> _WRITTEN EXERCISE_:
Leave out the pictures, then reproduce the rest of the material exactly.

======

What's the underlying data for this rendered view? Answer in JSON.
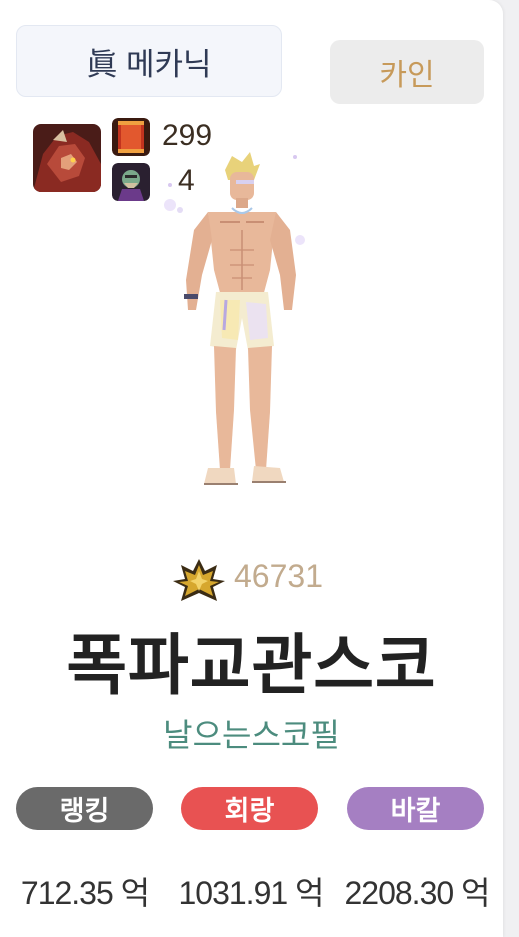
{
  "header": {
    "job_label": "眞 메카닉",
    "server_label": "카인"
  },
  "stats": [
    {
      "icon": "red-scroll-icon",
      "value": "299"
    },
    {
      "icon": "portrait-icon",
      "value": "4"
    }
  ],
  "profile": {
    "fame_icon": "gold-emblem-icon",
    "fame_value": "46731",
    "character_name": "폭파교관스코",
    "guild_name": "날으는스코필"
  },
  "categories": [
    {
      "label": "랭킹",
      "color": "#6a6a6a",
      "amount": "712.35 억"
    },
    {
      "label": "회랑",
      "color": "#e85252",
      "amount": "1031.91 억"
    },
    {
      "label": "바칼",
      "color": "#a57fc2",
      "amount": "2208.30 억"
    }
  ]
}
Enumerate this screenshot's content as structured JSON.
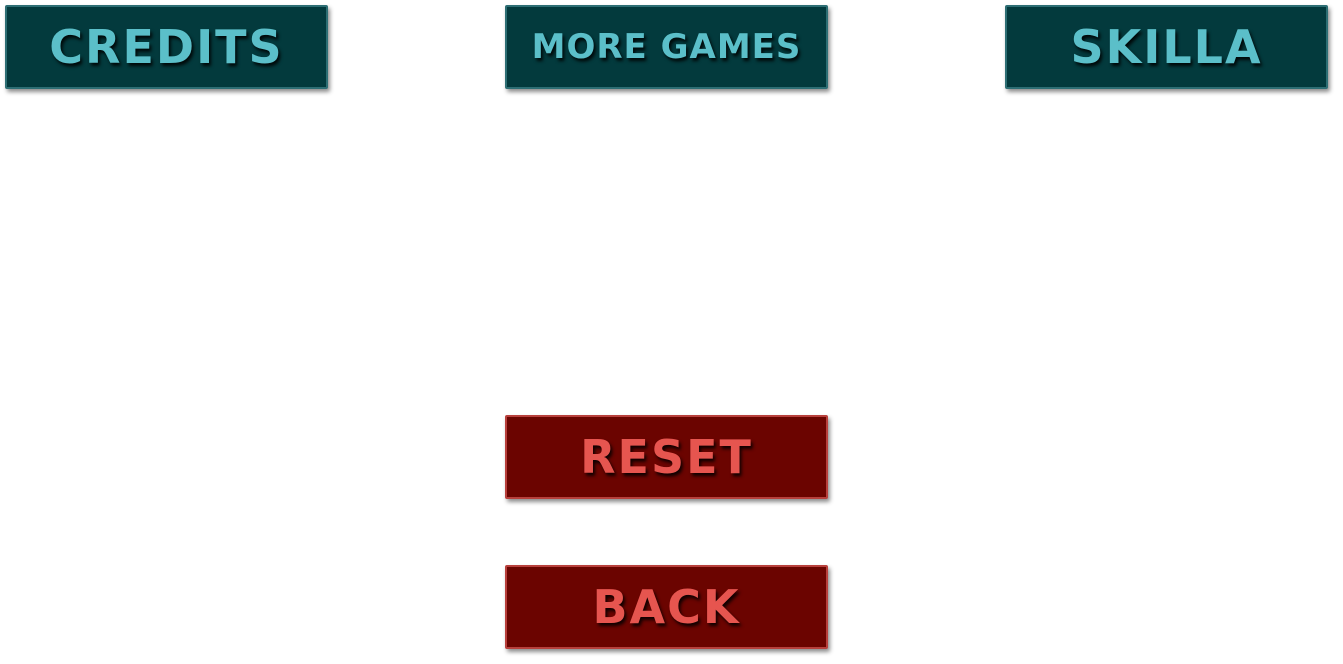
{
  "buttons": {
    "credits": "Credits",
    "more_games": "More Games",
    "skilla": "Skilla",
    "reset": "Reset",
    "back": "Back"
  },
  "colors": {
    "teal_button_bg": "#033a3d",
    "teal_button_text": "#5bbfc9",
    "red_button_bg": "#6b0400",
    "red_button_text": "#e6554f",
    "page_bg": "#ffffff"
  }
}
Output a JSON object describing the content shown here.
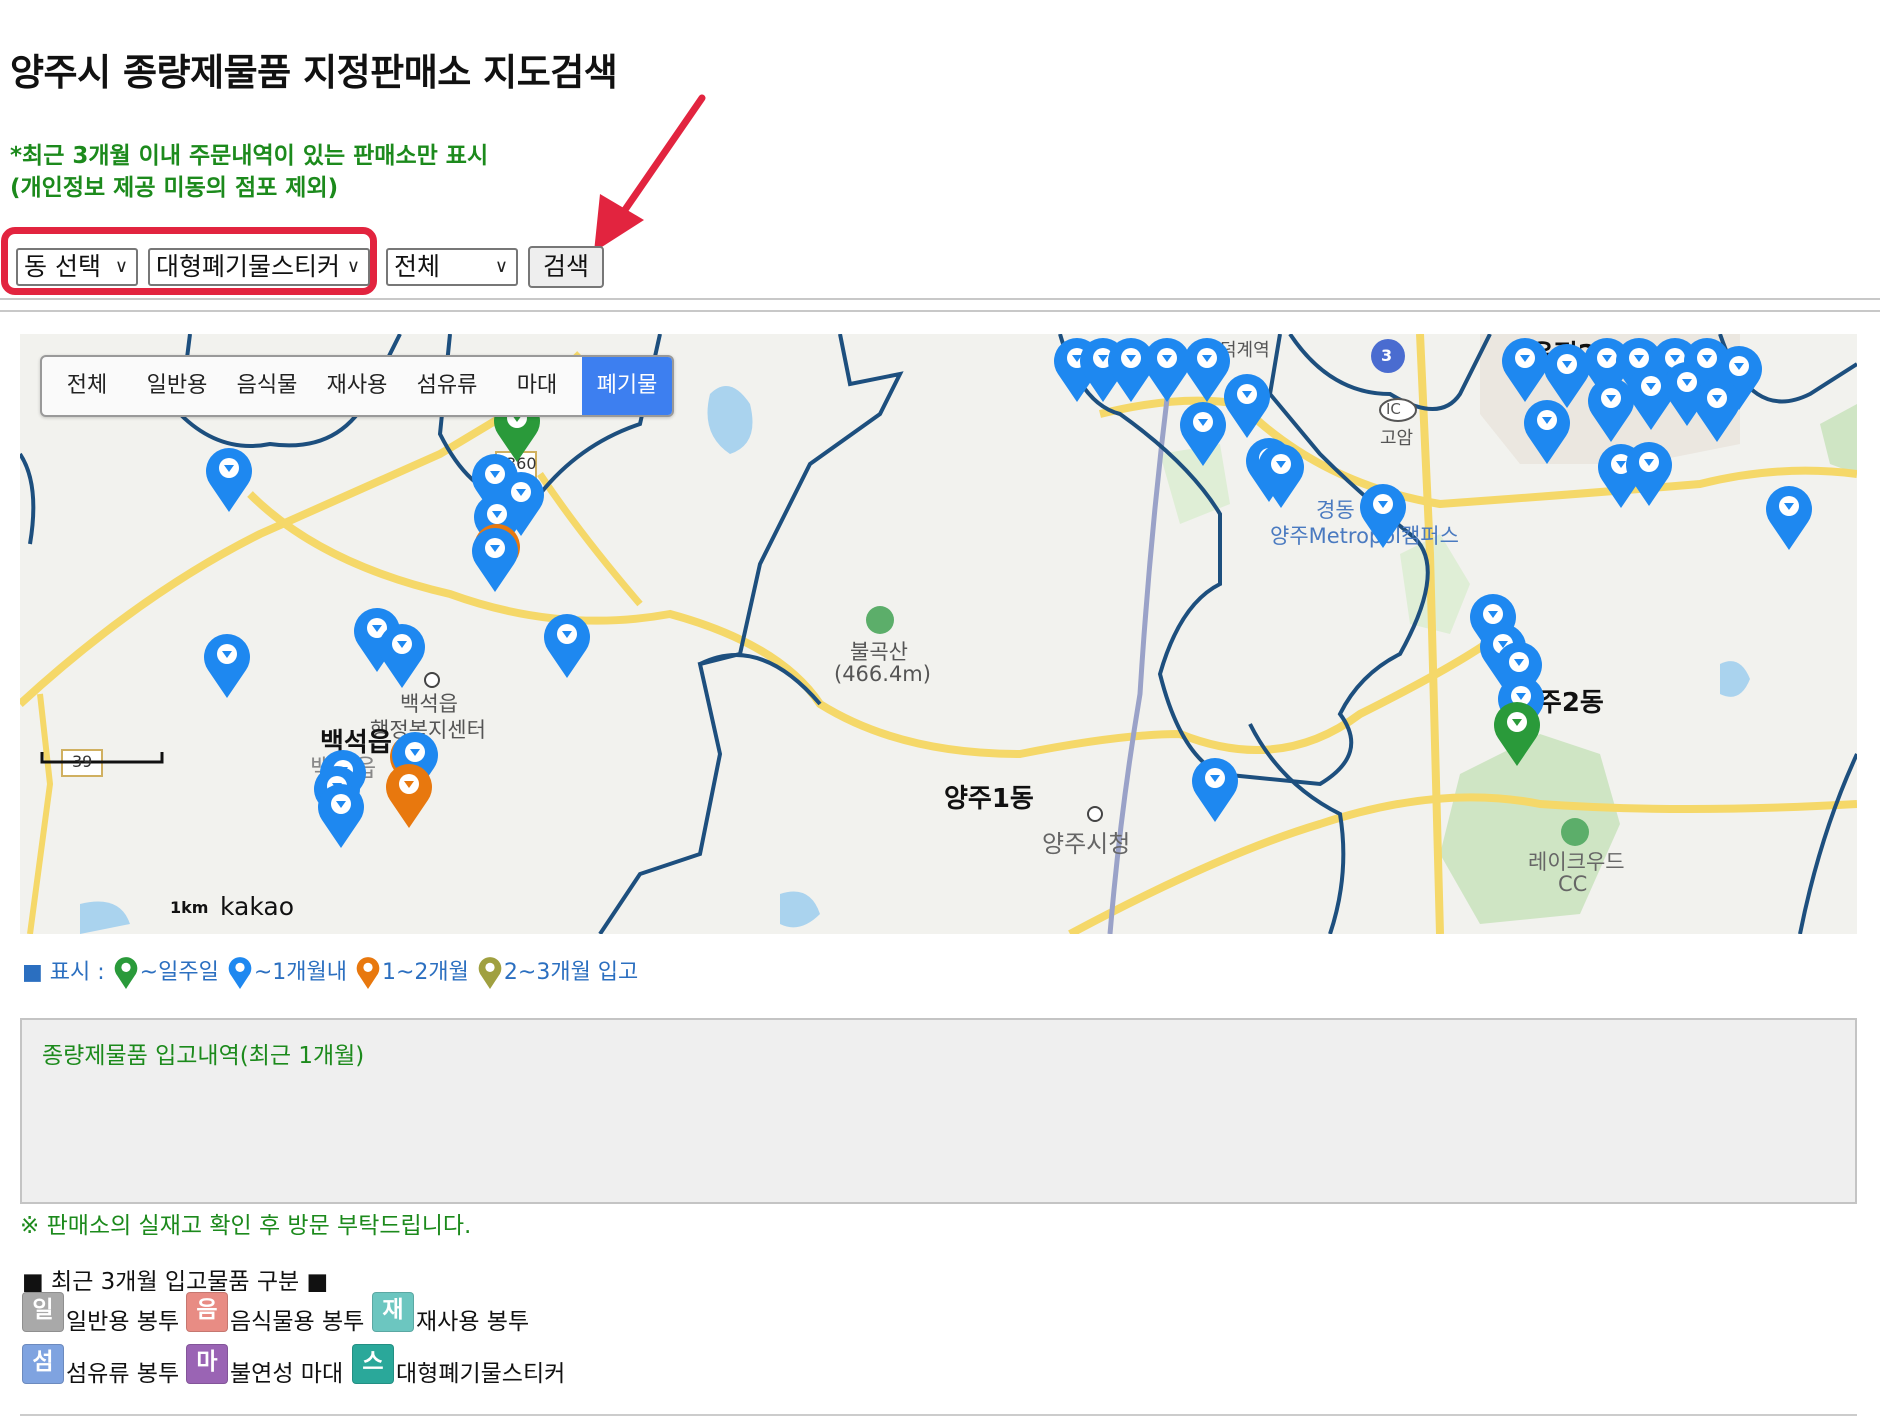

======

> _EXERCISE SOLUTION_:
What's the underlying data for this rendered view? Answer in JSON.
{
  "header": {
    "job_label": "眞 메카닉",
    "server_label": "카인"
  },
  "stats": [
    {
      "icon": "red-scroll-icon",
      "value": "299"
    },
    {
      "icon": "portrait-icon",
      "value": "4"
    }
  ],
  "profile": {
    "fame_icon": "gold-emblem-icon",
    "fame_value": "46731",
    "character_name": "폭파교관스코",
    "guild_name": "날으는스코필"
  },
  "categories": [
    {
      "label": "랭킹",
      "color": "#6a6a6a",
      "amount": "712.35 억"
    },
    {
      "label": "회랑",
      "color": "#e85252",
      "amount": "1031.91 억"
    },
    {
      "label": "바칼",
      "color": "#a57fc2",
      "amount": "2208.30 억"
    }
  ]
}
Enumerate this screenshot's content as structured JSON.
{
  "buttons": {
    "credits": "Credits",
    "more_games": "More Games",
    "skilla": "Skilla",
    "reset": "Reset",
    "back": "Back"
  },
  "colors": {
    "teal_button_bg": "#033a3d",
    "teal_button_text": "#5bbfc9",
    "red_button_bg": "#6b0400",
    "red_button_text": "#e6554f",
    "page_bg": "#ffffff"
  }
}
Output a JSON object describing the content shown here.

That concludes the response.